>>

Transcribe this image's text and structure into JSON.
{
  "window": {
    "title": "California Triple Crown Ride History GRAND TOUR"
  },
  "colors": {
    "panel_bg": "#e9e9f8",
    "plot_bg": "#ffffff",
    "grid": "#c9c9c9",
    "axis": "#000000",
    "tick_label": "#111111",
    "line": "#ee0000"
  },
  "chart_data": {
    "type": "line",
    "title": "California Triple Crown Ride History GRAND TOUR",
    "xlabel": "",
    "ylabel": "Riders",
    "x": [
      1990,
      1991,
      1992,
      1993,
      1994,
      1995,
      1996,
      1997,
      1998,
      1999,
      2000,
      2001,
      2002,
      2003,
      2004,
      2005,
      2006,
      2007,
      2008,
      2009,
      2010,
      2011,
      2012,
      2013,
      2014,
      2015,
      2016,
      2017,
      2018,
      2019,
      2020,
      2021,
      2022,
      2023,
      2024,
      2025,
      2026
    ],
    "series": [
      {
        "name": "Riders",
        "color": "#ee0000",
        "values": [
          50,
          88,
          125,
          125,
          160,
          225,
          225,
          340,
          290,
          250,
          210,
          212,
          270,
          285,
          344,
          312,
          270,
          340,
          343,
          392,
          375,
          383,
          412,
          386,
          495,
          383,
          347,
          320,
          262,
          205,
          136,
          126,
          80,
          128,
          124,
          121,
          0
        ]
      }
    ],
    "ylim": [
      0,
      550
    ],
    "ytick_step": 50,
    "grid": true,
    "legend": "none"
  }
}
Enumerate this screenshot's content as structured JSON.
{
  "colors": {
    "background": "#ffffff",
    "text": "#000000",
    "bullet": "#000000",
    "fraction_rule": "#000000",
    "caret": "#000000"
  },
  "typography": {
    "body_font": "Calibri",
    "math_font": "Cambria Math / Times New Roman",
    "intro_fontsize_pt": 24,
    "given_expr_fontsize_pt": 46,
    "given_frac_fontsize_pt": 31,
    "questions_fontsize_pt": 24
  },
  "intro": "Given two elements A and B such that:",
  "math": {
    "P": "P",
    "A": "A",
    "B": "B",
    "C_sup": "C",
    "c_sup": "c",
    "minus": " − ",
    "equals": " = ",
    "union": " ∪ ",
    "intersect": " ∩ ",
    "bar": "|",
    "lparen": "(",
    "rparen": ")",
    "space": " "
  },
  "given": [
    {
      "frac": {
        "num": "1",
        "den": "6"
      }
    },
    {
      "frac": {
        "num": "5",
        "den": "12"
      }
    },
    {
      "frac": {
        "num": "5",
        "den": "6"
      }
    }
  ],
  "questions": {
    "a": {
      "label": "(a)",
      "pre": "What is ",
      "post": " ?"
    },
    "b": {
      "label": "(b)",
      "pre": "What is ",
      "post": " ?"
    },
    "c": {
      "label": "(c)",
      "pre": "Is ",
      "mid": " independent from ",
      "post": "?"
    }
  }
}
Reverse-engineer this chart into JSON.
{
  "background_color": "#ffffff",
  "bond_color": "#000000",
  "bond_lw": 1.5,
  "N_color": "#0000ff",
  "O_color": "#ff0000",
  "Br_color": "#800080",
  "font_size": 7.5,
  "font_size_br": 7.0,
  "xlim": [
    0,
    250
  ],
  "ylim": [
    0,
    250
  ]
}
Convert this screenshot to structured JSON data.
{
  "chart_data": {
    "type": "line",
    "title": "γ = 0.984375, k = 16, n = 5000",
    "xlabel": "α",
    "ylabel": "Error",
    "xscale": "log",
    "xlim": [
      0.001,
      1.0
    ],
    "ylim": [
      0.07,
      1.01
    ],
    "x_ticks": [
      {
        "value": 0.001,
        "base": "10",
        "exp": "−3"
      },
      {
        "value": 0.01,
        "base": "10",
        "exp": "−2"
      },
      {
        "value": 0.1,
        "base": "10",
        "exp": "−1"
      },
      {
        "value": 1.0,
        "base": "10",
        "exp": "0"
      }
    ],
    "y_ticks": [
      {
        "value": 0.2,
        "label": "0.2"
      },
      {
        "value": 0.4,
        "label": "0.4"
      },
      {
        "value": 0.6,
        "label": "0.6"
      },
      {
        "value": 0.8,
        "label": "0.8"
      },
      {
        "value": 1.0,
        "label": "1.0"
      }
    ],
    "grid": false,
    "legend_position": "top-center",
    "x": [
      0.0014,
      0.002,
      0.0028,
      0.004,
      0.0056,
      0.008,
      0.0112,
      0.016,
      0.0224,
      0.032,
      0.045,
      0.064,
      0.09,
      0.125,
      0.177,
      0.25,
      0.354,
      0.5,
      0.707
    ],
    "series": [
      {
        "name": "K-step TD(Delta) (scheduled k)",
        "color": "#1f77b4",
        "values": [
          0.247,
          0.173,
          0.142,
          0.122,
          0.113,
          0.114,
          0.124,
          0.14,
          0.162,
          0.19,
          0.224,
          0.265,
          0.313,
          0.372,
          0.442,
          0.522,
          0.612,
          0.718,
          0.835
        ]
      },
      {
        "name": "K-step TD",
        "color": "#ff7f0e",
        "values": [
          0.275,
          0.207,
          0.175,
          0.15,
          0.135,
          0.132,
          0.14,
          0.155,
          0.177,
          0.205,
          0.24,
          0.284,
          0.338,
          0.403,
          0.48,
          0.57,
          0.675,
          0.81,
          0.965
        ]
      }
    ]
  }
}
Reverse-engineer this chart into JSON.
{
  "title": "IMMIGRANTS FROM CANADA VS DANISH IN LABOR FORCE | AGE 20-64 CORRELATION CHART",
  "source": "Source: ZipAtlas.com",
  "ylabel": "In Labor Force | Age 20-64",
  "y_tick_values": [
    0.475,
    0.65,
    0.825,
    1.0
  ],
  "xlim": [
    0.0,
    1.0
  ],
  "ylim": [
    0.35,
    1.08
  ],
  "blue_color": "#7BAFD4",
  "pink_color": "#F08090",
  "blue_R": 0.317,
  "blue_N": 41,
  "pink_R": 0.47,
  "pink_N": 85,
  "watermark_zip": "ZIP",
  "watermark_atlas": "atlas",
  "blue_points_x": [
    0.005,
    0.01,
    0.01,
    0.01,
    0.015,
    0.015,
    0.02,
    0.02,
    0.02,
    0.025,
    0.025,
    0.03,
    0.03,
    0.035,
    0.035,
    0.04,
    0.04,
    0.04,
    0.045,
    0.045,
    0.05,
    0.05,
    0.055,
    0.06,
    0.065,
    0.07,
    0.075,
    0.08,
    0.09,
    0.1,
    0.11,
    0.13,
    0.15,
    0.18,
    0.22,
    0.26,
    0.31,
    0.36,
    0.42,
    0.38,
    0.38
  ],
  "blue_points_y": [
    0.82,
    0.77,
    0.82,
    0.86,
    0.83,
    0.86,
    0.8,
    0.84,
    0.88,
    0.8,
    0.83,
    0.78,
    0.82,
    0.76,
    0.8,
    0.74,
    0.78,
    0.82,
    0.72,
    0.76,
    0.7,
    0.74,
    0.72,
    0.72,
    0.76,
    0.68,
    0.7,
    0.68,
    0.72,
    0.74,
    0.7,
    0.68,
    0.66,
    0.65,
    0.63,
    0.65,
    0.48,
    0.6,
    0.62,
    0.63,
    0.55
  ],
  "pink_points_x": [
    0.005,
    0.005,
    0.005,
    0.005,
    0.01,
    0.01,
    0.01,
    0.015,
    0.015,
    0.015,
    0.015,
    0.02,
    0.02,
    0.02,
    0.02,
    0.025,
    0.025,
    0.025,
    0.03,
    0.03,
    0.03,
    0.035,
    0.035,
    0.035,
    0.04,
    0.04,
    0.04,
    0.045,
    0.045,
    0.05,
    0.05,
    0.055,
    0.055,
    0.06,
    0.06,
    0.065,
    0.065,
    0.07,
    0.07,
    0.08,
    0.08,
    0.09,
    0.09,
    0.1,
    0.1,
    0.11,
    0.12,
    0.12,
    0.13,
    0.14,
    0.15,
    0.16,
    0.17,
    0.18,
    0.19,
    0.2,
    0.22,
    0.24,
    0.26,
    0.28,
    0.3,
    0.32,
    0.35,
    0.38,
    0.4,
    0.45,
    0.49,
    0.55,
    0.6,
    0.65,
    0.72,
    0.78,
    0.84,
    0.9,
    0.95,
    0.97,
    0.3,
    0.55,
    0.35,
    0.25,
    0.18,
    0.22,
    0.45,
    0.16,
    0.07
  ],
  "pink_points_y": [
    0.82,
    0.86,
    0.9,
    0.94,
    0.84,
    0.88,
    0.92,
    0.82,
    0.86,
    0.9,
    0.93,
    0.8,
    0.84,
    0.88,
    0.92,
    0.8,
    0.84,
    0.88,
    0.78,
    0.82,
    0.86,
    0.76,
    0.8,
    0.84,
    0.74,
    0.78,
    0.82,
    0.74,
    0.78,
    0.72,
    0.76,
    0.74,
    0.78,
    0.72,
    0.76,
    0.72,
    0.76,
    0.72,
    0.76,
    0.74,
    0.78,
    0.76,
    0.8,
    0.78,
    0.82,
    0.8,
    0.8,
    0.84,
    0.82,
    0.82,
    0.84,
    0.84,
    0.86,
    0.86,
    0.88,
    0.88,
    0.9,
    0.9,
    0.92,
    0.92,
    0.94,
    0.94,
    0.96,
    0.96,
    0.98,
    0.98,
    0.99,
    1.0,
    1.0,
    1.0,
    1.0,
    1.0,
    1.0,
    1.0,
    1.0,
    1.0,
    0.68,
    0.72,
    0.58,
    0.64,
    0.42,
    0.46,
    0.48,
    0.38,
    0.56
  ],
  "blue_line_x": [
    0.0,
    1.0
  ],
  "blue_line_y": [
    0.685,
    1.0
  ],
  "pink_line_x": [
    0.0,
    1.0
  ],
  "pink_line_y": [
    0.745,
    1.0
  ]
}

<<

### Description of the task
Look over the listing. Pull out every line with the string "Crown" in it.

### Result of the task
    "title": "California Triple Crown Ride History GRAND TOUR"
    "title": "California Triple Crown Ride History GRAND TOUR",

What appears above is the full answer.